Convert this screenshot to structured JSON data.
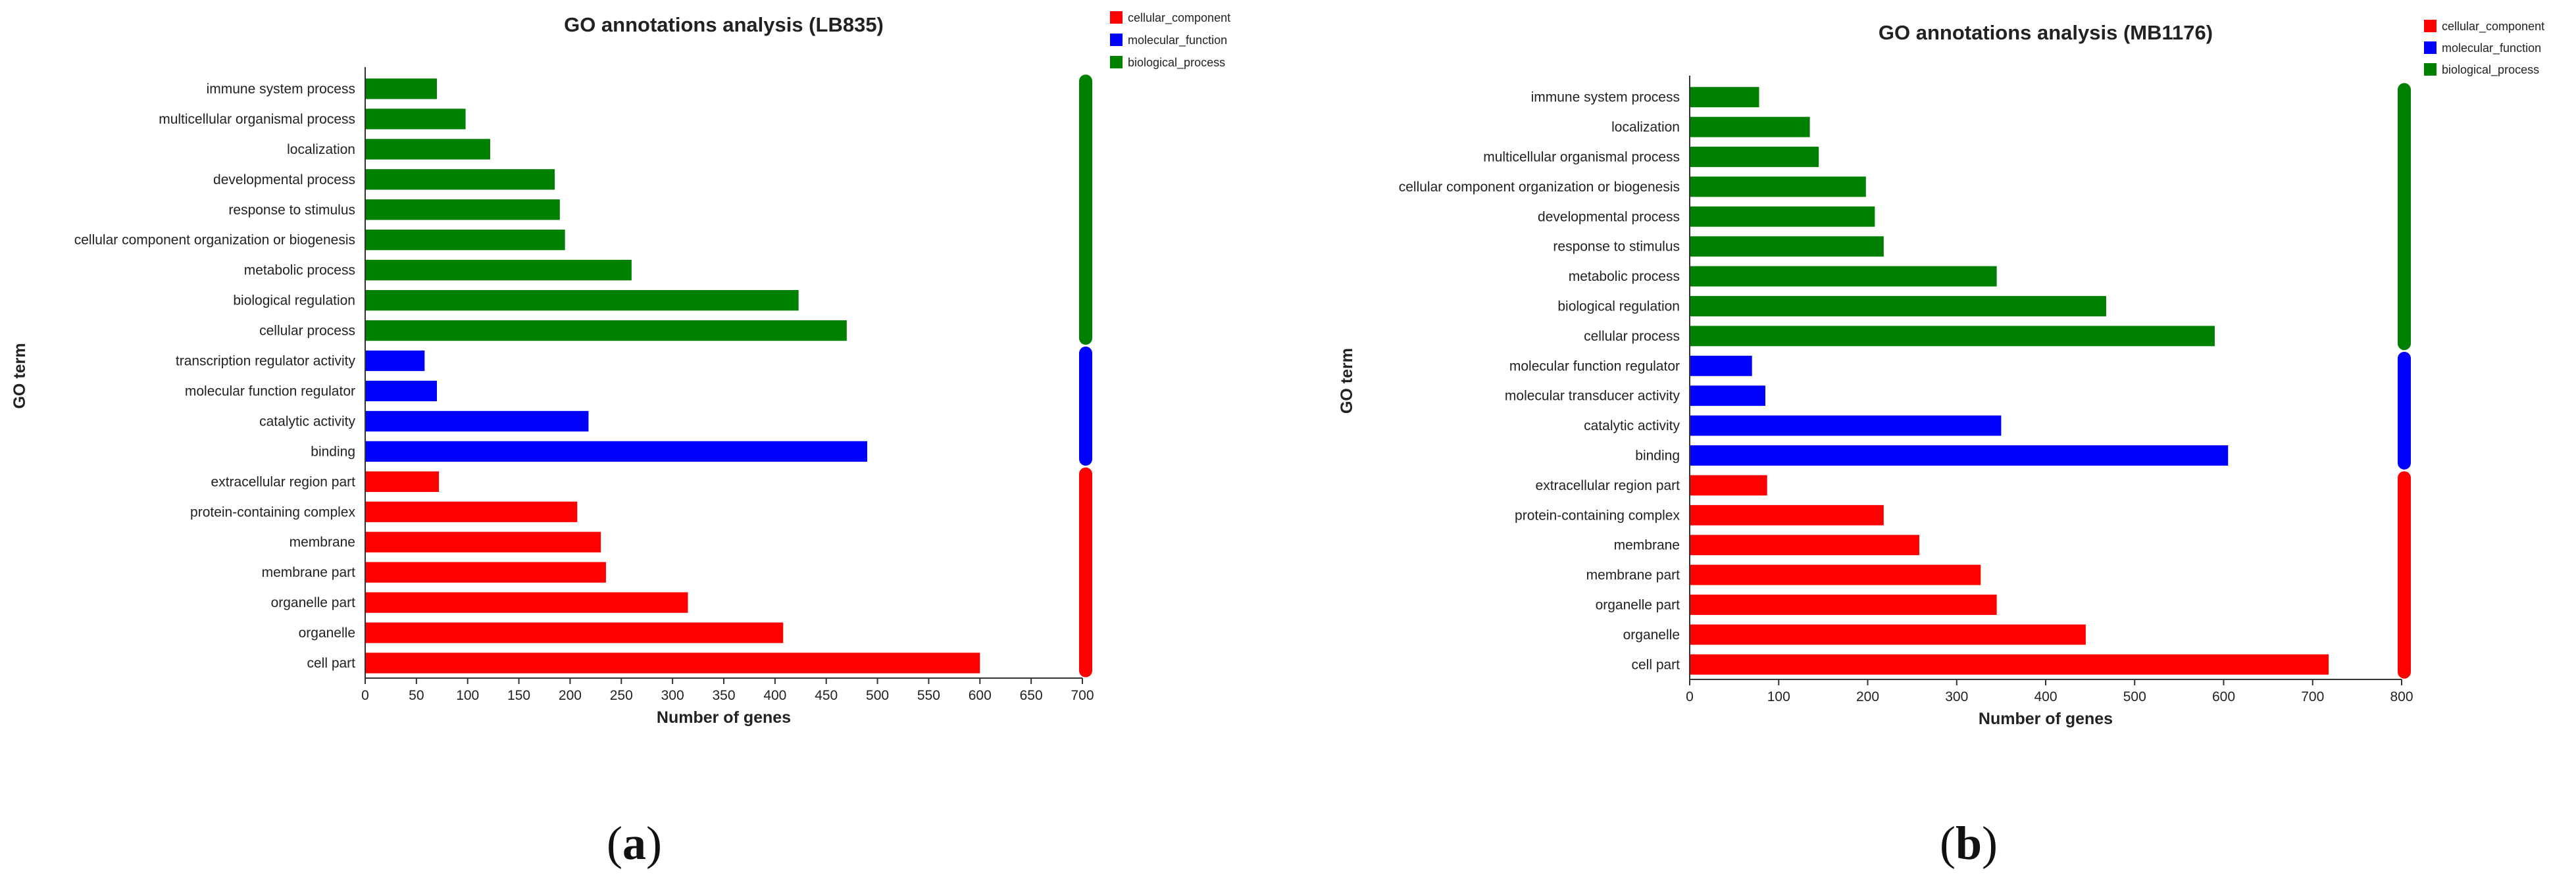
{
  "colors": {
    "cellular_component": "#ff0000",
    "molecular_function": "#0000ff",
    "biological_process": "#008000"
  },
  "chart_data": [
    {
      "type": "bar",
      "orientation": "horizontal",
      "panel_label": "a",
      "title": "GO annotations analysis (LB835)",
      "xlabel": "Number of genes",
      "ylabel": "GO term",
      "xlim": [
        0,
        700
      ],
      "xticks": [
        0,
        50,
        100,
        150,
        200,
        250,
        300,
        350,
        400,
        450,
        500,
        550,
        600,
        650,
        700
      ],
      "legend": [
        "cellular_component",
        "molecular_function",
        "biological_process"
      ],
      "legend_position": "top-right",
      "categories": [
        "immune system process",
        "multicellular organismal process",
        "localization",
        "developmental process",
        "response to stimulus",
        "cellular component organization or biogenesis",
        "metabolic process",
        "biological regulation",
        "cellular process",
        "transcription regulator activity",
        "molecular function regulator",
        "catalytic activity",
        "binding",
        "extracellular region part",
        "protein-containing complex",
        "membrane",
        "membrane part",
        "organelle part",
        "organelle",
        "cell part"
      ],
      "groups": [
        "biological_process",
        "biological_process",
        "biological_process",
        "biological_process",
        "biological_process",
        "biological_process",
        "biological_process",
        "biological_process",
        "biological_process",
        "molecular_function",
        "molecular_function",
        "molecular_function",
        "molecular_function",
        "cellular_component",
        "cellular_component",
        "cellular_component",
        "cellular_component",
        "cellular_component",
        "cellular_component",
        "cellular_component"
      ],
      "values": [
        70,
        98,
        122,
        185,
        190,
        195,
        260,
        423,
        470,
        58,
        70,
        218,
        490,
        72,
        207,
        230,
        235,
        315,
        408,
        600
      ]
    },
    {
      "type": "bar",
      "orientation": "horizontal",
      "panel_label": "b",
      "title": "GO annotations analysis (MB1176)",
      "xlabel": "Number of genes",
      "ylabel": "GO term",
      "xlim": [
        0,
        800
      ],
      "xticks": [
        0,
        100,
        200,
        300,
        400,
        500,
        600,
        700,
        800
      ],
      "legend": [
        "cellular_component",
        "molecular_function",
        "biological_process"
      ],
      "legend_position": "top-right",
      "categories": [
        "immune system process",
        "localization",
        "multicellular organismal process",
        "cellular component organization or biogenesis",
        "developmental process",
        "response to stimulus",
        "metabolic process",
        "biological regulation",
        "cellular process",
        "molecular function regulator",
        "molecular transducer activity",
        "catalytic activity",
        "binding",
        "extracellular region part",
        "protein-containing complex",
        "membrane",
        "membrane part",
        "organelle part",
        "organelle",
        "cell part"
      ],
      "groups": [
        "biological_process",
        "biological_process",
        "biological_process",
        "biological_process",
        "biological_process",
        "biological_process",
        "biological_process",
        "biological_process",
        "biological_process",
        "molecular_function",
        "molecular_function",
        "molecular_function",
        "molecular_function",
        "cellular_component",
        "cellular_component",
        "cellular_component",
        "cellular_component",
        "cellular_component",
        "cellular_component",
        "cellular_component"
      ],
      "values": [
        78,
        135,
        145,
        198,
        208,
        218,
        345,
        468,
        590,
        70,
        85,
        350,
        605,
        87,
        218,
        258,
        327,
        345,
        445,
        718
      ]
    }
  ]
}
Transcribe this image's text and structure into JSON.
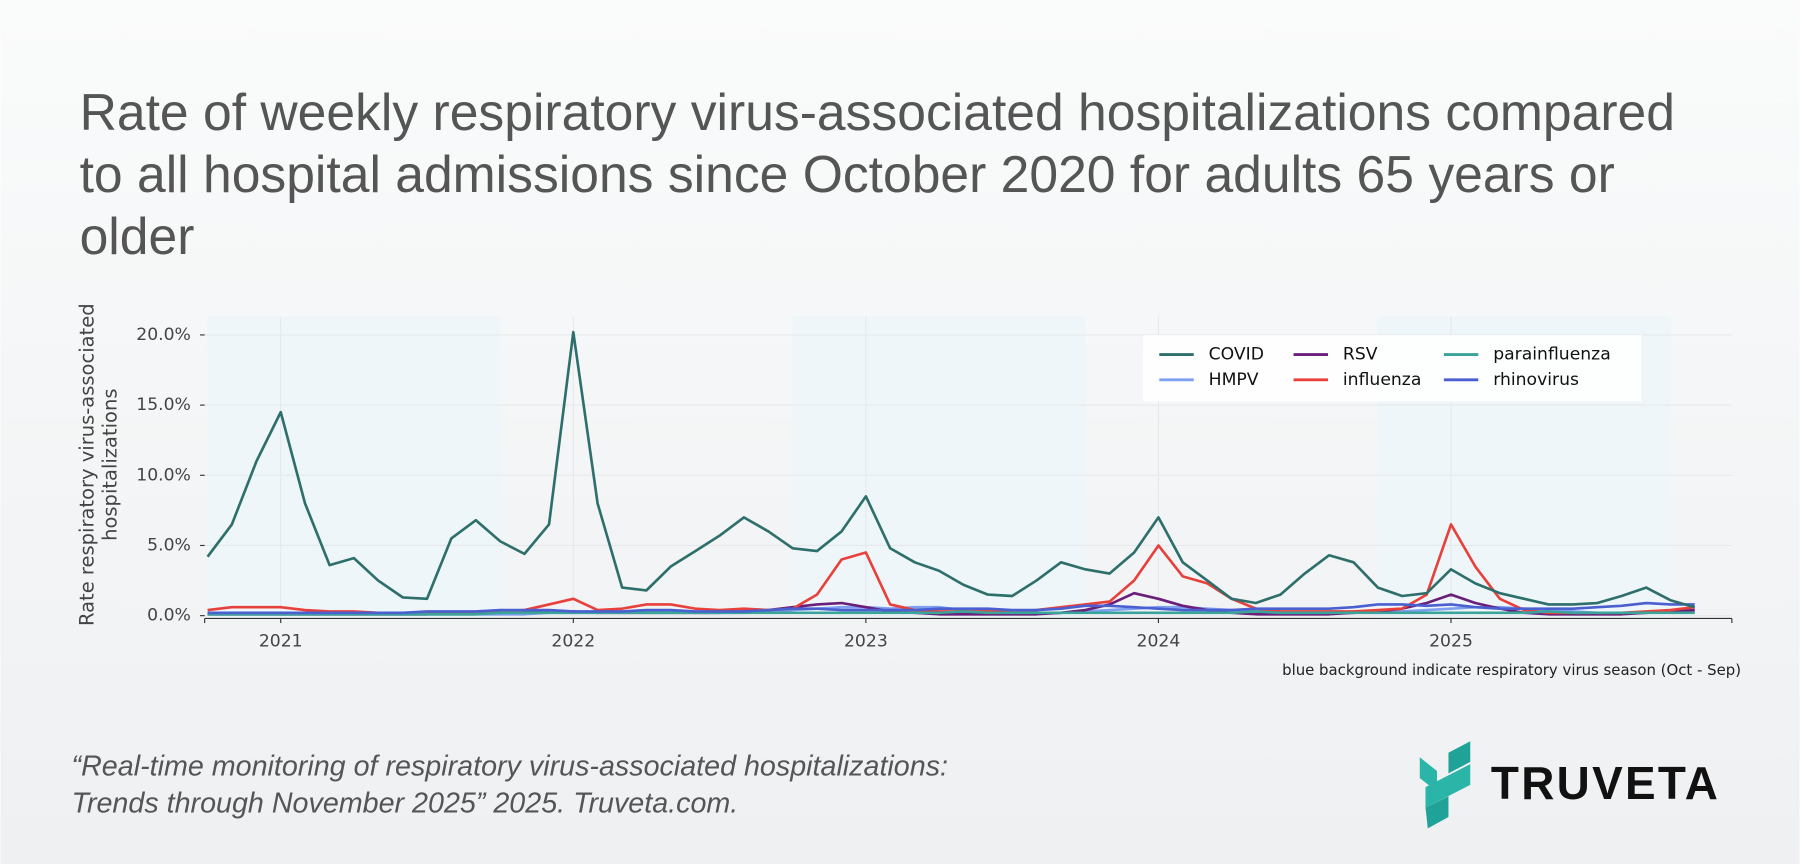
{
  "chart_data": {
    "type": "line",
    "title": "Rate of weekly respiratory virus-associated hospitalizations compared to all hospital admissions since October 2020 for adults 65 years or older",
    "y_label": "Rate respiratory virus-associated hospitalizations",
    "note": "blue background indicate respiratory virus season (Oct - Sep)",
    "seasons": [
      [
        2020.75,
        2021.75
      ],
      [
        2022.75,
        2023.75
      ],
      [
        2024.75,
        2025.75
      ]
    ],
    "season_color": "#eef6f9",
    "grid": true,
    "legend": "upper right",
    "xlim": [
      2020.74,
      2025.96
    ],
    "xticks": [
      2021,
      2022,
      2023,
      2024,
      2025
    ],
    "ylim": [
      -0.2,
      21.3
    ],
    "yticks": [
      {
        "value": 0,
        "label": "0.0%"
      },
      {
        "value": 5,
        "label": "5.0%"
      },
      {
        "value": 10,
        "label": "10.0%"
      },
      {
        "value": 15,
        "label": "15.0%"
      },
      {
        "value": 20,
        "label": "20.0%"
      }
    ],
    "x": [
      2020.75,
      2020.833,
      2020.917,
      2021.0,
      2021.083,
      2021.167,
      2021.25,
      2021.333,
      2021.417,
      2021.5,
      2021.583,
      2021.667,
      2021.75,
      2021.833,
      2021.917,
      2022.0,
      2022.083,
      2022.167,
      2022.25,
      2022.333,
      2022.417,
      2022.5,
      2022.583,
      2022.667,
      2022.75,
      2022.833,
      2022.917,
      2023.0,
      2023.083,
      2023.167,
      2023.25,
      2023.333,
      2023.417,
      2023.5,
      2023.583,
      2023.667,
      2023.75,
      2023.833,
      2023.917,
      2024.0,
      2024.083,
      2024.167,
      2024.25,
      2024.333,
      2024.417,
      2024.5,
      2024.583,
      2024.667,
      2024.75,
      2024.833,
      2024.917,
      2025.0,
      2025.083,
      2025.167,
      2025.25,
      2025.333,
      2025.417,
      2025.5,
      2025.583,
      2025.667,
      2025.75,
      2025.833
    ],
    "series": [
      {
        "name": "COVID",
        "color": "#2e6f6c",
        "values": [
          4.2,
          6.5,
          11,
          14.5,
          8,
          3.6,
          4.1,
          2.5,
          1.3,
          1.2,
          5.5,
          6.8,
          5.3,
          4.4,
          6.5,
          20.2,
          8,
          2.0,
          1.8,
          3.5,
          4.6,
          5.7,
          7.0,
          6.0,
          4.8,
          4.6,
          6.0,
          8.5,
          4.8,
          3.8,
          3.2,
          2.2,
          1.5,
          1.4,
          2.5,
          3.8,
          3.3,
          3.0,
          4.5,
          7.0,
          3.8,
          2.5,
          1.2,
          0.9,
          1.5,
          3.0,
          4.3,
          3.8,
          2.0,
          1.4,
          1.6,
          3.3,
          2.3,
          1.6,
          1.2,
          0.8,
          0.8,
          0.9,
          1.4,
          2.0,
          1.1,
          0.6
        ]
      },
      {
        "name": "HMPV",
        "color": "#7f9ff0",
        "values": [
          0.1,
          0.1,
          0.1,
          0.1,
          0.1,
          0.1,
          0.1,
          0.1,
          0.1,
          0.1,
          0.1,
          0.1,
          0.1,
          0.1,
          0.2,
          0.2,
          0.2,
          0.3,
          0.3,
          0.3,
          0.2,
          0.2,
          0.2,
          0.3,
          0.4,
          0.5,
          0.6,
          0.6,
          0.5,
          0.6,
          0.6,
          0.4,
          0.3,
          0.2,
          0.2,
          0.2,
          0.3,
          0.4,
          0.5,
          0.6,
          0.6,
          0.5,
          0.4,
          0.3,
          0.2,
          0.2,
          0.2,
          0.2,
          0.3,
          0.3,
          0.4,
          0.5,
          0.6,
          0.6,
          0.5,
          0.4,
          0.3,
          0.2,
          0.2,
          0.2,
          0.3,
          0.3
        ]
      },
      {
        "name": "RSV",
        "color": "#6a1f7a",
        "values": [
          0.1,
          0.1,
          0.1,
          0.1,
          0.1,
          0.1,
          0.1,
          0.1,
          0.1,
          0.1,
          0.2,
          0.2,
          0.3,
          0.3,
          0.3,
          0.3,
          0.2,
          0.2,
          0.2,
          0.2,
          0.2,
          0.2,
          0.3,
          0.4,
          0.6,
          0.8,
          0.9,
          0.6,
          0.3,
          0.2,
          0.1,
          0.1,
          0.1,
          0.1,
          0.1,
          0.2,
          0.4,
          0.8,
          1.6,
          1.2,
          0.7,
          0.4,
          0.2,
          0.1,
          0.1,
          0.1,
          0.1,
          0.2,
          0.3,
          0.5,
          0.9,
          1.5,
          0.9,
          0.5,
          0.2,
          0.1,
          0.1,
          0.1,
          0.1,
          0.2,
          0.3,
          0.4
        ]
      },
      {
        "name": "influenza",
        "color": "#e8413c",
        "values": [
          0.4,
          0.6,
          0.6,
          0.6,
          0.4,
          0.3,
          0.3,
          0.2,
          0.2,
          0.2,
          0.2,
          0.2,
          0.3,
          0.4,
          0.8,
          1.2,
          0.4,
          0.5,
          0.8,
          0.8,
          0.5,
          0.4,
          0.5,
          0.4,
          0.5,
          1.5,
          4.0,
          4.5,
          0.8,
          0.4,
          0.3,
          0.3,
          0.3,
          0.3,
          0.4,
          0.6,
          0.8,
          1.0,
          2.5,
          5.0,
          2.8,
          2.3,
          1.2,
          0.5,
          0.3,
          0.3,
          0.3,
          0.3,
          0.4,
          0.5,
          1.5,
          6.5,
          3.5,
          1.2,
          0.4,
          0.2,
          0.2,
          0.2,
          0.2,
          0.3,
          0.4,
          0.6
        ]
      },
      {
        "name": "parainfluenza",
        "color": "#3aa39a",
        "values": [
          0.1,
          0.1,
          0.1,
          0.1,
          0.1,
          0.1,
          0.1,
          0.1,
          0.1,
          0.1,
          0.1,
          0.1,
          0.2,
          0.2,
          0.2,
          0.2,
          0.2,
          0.2,
          0.2,
          0.2,
          0.2,
          0.2,
          0.2,
          0.2,
          0.2,
          0.2,
          0.2,
          0.2,
          0.2,
          0.2,
          0.2,
          0.3,
          0.2,
          0.2,
          0.2,
          0.2,
          0.2,
          0.2,
          0.2,
          0.2,
          0.2,
          0.2,
          0.2,
          0.3,
          0.2,
          0.2,
          0.2,
          0.2,
          0.2,
          0.2,
          0.2,
          0.2,
          0.2,
          0.2,
          0.2,
          0.3,
          0.2,
          0.2,
          0.2,
          0.2,
          0.2,
          0.2
        ]
      },
      {
        "name": "rhinovirus",
        "color": "#4a5fd0",
        "values": [
          0.2,
          0.2,
          0.2,
          0.2,
          0.2,
          0.2,
          0.2,
          0.2,
          0.2,
          0.3,
          0.3,
          0.3,
          0.4,
          0.4,
          0.4,
          0.3,
          0.3,
          0.3,
          0.4,
          0.4,
          0.3,
          0.3,
          0.3,
          0.4,
          0.5,
          0.5,
          0.4,
          0.4,
          0.4,
          0.4,
          0.5,
          0.5,
          0.5,
          0.4,
          0.4,
          0.5,
          0.7,
          0.7,
          0.6,
          0.5,
          0.4,
          0.4,
          0.4,
          0.5,
          0.5,
          0.5,
          0.5,
          0.6,
          0.8,
          0.8,
          0.7,
          0.8,
          0.6,
          0.5,
          0.5,
          0.5,
          0.5,
          0.6,
          0.7,
          0.9,
          0.8,
          0.8
        ]
      }
    ]
  },
  "citation": "“Real-time monitoring of respiratory virus-associated hospitalizations: Trends through November 2025” 2025. Truveta.com.",
  "logo_text": "TRUVETA"
}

Task brief:
Using the data above, return every line that contains the string "respiratory".

Result below:
    "title": "Rate of weekly respiratory virus-associated hospitalizations compared to all hospital admissions since October 2020 for adults 65 years or older",
    "y_label": "Rate respiratory virus-associated hospitalizations",
    "note": "blue background indicate respiratory virus season (Oct - Sep)",
  "citation": "“Real-time monitoring of respiratory virus-associated hospitalizations: Trends through November 2025” 2025. Truveta.com.",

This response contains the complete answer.